Aim of the task: Reproduce the listing below exactly. Pictures do not belong in the copy.

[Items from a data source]

* Start *

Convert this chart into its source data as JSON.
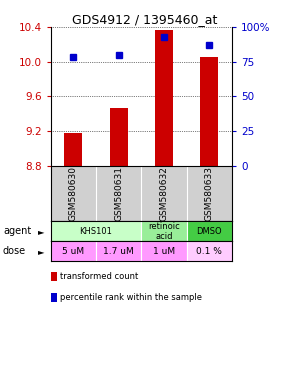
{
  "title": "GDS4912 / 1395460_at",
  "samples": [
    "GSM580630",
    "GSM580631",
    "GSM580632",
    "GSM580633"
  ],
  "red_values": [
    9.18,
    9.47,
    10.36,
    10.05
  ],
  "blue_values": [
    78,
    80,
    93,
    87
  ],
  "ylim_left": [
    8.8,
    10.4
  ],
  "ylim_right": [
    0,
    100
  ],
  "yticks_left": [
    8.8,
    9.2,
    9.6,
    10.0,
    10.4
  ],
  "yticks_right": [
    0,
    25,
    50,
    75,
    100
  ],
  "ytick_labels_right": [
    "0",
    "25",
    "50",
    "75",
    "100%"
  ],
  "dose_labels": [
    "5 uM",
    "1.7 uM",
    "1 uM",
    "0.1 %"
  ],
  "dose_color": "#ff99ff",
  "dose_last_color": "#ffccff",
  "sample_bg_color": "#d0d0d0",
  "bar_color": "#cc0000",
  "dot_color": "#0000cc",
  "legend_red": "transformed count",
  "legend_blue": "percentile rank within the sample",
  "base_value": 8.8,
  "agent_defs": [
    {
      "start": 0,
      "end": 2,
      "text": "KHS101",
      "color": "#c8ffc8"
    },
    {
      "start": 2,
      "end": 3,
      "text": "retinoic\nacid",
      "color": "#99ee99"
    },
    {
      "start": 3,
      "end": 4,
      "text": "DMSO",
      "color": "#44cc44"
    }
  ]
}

* End *

Answer in full:
Convert this chart into its source data as JSON.
{
  "title": "GDS4912 / 1395460_at",
  "samples": [
    "GSM580630",
    "GSM580631",
    "GSM580632",
    "GSM580633"
  ],
  "red_values": [
    9.18,
    9.47,
    10.36,
    10.05
  ],
  "blue_values": [
    78,
    80,
    93,
    87
  ],
  "ylim_left": [
    8.8,
    10.4
  ],
  "ylim_right": [
    0,
    100
  ],
  "yticks_left": [
    8.8,
    9.2,
    9.6,
    10.0,
    10.4
  ],
  "yticks_right": [
    0,
    25,
    50,
    75,
    100
  ],
  "ytick_labels_right": [
    "0",
    "25",
    "50",
    "75",
    "100%"
  ],
  "dose_labels": [
    "5 uM",
    "1.7 uM",
    "1 uM",
    "0.1 %"
  ],
  "dose_color": "#ff99ff",
  "dose_last_color": "#ffccff",
  "sample_bg_color": "#d0d0d0",
  "bar_color": "#cc0000",
  "dot_color": "#0000cc",
  "legend_red": "transformed count",
  "legend_blue": "percentile rank within the sample",
  "base_value": 8.8,
  "agent_defs": [
    {
      "start": 0,
      "end": 2,
      "text": "KHS101",
      "color": "#c8ffc8"
    },
    {
      "start": 2,
      "end": 3,
      "text": "retinoic\nacid",
      "color": "#99ee99"
    },
    {
      "start": 3,
      "end": 4,
      "text": "DMSO",
      "color": "#44cc44"
    }
  ]
}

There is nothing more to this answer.